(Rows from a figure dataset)
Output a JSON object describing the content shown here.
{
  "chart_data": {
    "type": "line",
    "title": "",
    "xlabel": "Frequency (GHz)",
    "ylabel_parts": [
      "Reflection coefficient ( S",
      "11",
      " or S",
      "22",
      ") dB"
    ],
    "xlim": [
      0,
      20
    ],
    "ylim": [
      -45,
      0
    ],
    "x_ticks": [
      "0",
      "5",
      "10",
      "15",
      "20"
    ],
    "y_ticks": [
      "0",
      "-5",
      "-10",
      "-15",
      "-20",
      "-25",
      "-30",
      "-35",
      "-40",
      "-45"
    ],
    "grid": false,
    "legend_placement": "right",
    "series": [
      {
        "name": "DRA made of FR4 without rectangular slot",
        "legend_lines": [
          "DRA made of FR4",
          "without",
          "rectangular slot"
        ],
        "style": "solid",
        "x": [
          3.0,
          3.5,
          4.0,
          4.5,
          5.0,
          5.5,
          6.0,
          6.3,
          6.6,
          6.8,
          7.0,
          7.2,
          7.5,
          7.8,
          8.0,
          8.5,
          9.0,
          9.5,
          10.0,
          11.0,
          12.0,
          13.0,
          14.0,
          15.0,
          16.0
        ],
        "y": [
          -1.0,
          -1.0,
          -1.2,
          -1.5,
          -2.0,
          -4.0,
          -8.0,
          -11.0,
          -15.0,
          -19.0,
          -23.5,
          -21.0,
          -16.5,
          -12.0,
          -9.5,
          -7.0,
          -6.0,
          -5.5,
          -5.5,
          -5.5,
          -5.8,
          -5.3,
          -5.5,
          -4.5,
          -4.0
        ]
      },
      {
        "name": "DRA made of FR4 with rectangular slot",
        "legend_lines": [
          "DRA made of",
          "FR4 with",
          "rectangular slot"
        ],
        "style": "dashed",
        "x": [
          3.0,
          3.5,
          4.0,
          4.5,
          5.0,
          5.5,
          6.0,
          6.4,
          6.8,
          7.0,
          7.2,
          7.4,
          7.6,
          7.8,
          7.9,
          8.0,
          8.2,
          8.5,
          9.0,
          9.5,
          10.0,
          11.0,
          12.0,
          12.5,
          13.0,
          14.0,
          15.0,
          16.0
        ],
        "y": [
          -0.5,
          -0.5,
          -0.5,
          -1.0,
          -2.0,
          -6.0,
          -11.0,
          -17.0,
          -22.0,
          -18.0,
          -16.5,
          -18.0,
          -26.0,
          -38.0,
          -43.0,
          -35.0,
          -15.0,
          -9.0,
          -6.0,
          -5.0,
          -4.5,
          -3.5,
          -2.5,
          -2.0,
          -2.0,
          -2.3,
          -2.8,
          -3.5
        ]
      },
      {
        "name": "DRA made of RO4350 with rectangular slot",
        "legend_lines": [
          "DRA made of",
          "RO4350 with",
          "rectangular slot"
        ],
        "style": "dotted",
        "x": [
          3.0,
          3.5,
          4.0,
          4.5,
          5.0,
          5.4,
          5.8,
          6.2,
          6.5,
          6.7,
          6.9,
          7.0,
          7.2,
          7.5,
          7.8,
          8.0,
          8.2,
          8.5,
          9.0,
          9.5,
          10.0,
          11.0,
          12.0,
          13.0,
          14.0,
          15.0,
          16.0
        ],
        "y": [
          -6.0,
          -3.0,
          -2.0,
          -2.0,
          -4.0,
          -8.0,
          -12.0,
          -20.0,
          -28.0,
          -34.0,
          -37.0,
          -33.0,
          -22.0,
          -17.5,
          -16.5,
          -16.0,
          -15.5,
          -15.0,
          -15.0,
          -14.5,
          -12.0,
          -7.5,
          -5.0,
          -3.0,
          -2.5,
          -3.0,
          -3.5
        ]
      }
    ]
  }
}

GOAL OF THE EXERCISE |
The whole listing above needs to be written out again exactly.

RESPONSE |
Output a JSON object describing the content shown here.
{
  "chart_data": {
    "type": "line",
    "title": "",
    "xlabel": "Frequency (GHz)",
    "ylabel_parts": [
      "Reflection coefficient ( S",
      "11",
      " or S",
      "22",
      ") dB"
    ],
    "xlim": [
      0,
      20
    ],
    "ylim": [
      -45,
      0
    ],
    "x_ticks": [
      "0",
      "5",
      "10",
      "15",
      "20"
    ],
    "y_ticks": [
      "0",
      "-5",
      "-10",
      "-15",
      "-20",
      "-25",
      "-30",
      "-35",
      "-40",
      "-45"
    ],
    "grid": false,
    "legend_placement": "right",
    "series": [
      {
        "name": "DRA made of FR4 without rectangular slot",
        "legend_lines": [
          "DRA made of FR4",
          "without",
          "rectangular slot"
        ],
        "style": "solid",
        "x": [
          3.0,
          3.5,
          4.0,
          4.5,
          5.0,
          5.5,
          6.0,
          6.3,
          6.6,
          6.8,
          7.0,
          7.2,
          7.5,
          7.8,
          8.0,
          8.5,
          9.0,
          9.5,
          10.0,
          11.0,
          12.0,
          13.0,
          14.0,
          15.0,
          16.0
        ],
        "y": [
          -1.0,
          -1.0,
          -1.2,
          -1.5,
          -2.0,
          -4.0,
          -8.0,
          -11.0,
          -15.0,
          -19.0,
          -23.5,
          -21.0,
          -16.5,
          -12.0,
          -9.5,
          -7.0,
          -6.0,
          -5.5,
          -5.5,
          -5.5,
          -5.8,
          -5.3,
          -5.5,
          -4.5,
          -4.0
        ]
      },
      {
        "name": "DRA made of FR4 with rectangular slot",
        "legend_lines": [
          "DRA made of",
          "FR4 with",
          "rectangular slot"
        ],
        "style": "dashed",
        "x": [
          3.0,
          3.5,
          4.0,
          4.5,
          5.0,
          5.5,
          6.0,
          6.4,
          6.8,
          7.0,
          7.2,
          7.4,
          7.6,
          7.8,
          7.9,
          8.0,
          8.2,
          8.5,
          9.0,
          9.5,
          10.0,
          11.0,
          12.0,
          12.5,
          13.0,
          14.0,
          15.0,
          16.0
        ],
        "y": [
          -0.5,
          -0.5,
          -0.5,
          -1.0,
          -2.0,
          -6.0,
          -11.0,
          -17.0,
          -22.0,
          -18.0,
          -16.5,
          -18.0,
          -26.0,
          -38.0,
          -43.0,
          -35.0,
          -15.0,
          -9.0,
          -6.0,
          -5.0,
          -4.5,
          -3.5,
          -2.5,
          -2.0,
          -2.0,
          -2.3,
          -2.8,
          -3.5
        ]
      },
      {
        "name": "DRA made of RO4350 with rectangular slot",
        "legend_lines": [
          "DRA made of",
          "RO4350 with",
          "rectangular slot"
        ],
        "style": "dotted",
        "x": [
          3.0,
          3.5,
          4.0,
          4.5,
          5.0,
          5.4,
          5.8,
          6.2,
          6.5,
          6.7,
          6.9,
          7.0,
          7.2,
          7.5,
          7.8,
          8.0,
          8.2,
          8.5,
          9.0,
          9.5,
          10.0,
          11.0,
          12.0,
          13.0,
          14.0,
          15.0,
          16.0
        ],
        "y": [
          -6.0,
          -3.0,
          -2.0,
          -2.0,
          -4.0,
          -8.0,
          -12.0,
          -20.0,
          -28.0,
          -34.0,
          -37.0,
          -33.0,
          -22.0,
          -17.5,
          -16.5,
          -16.0,
          -15.5,
          -15.0,
          -15.0,
          -14.5,
          -12.0,
          -7.5,
          -5.0,
          -3.0,
          -2.5,
          -3.0,
          -3.5
        ]
      }
    ]
  }
}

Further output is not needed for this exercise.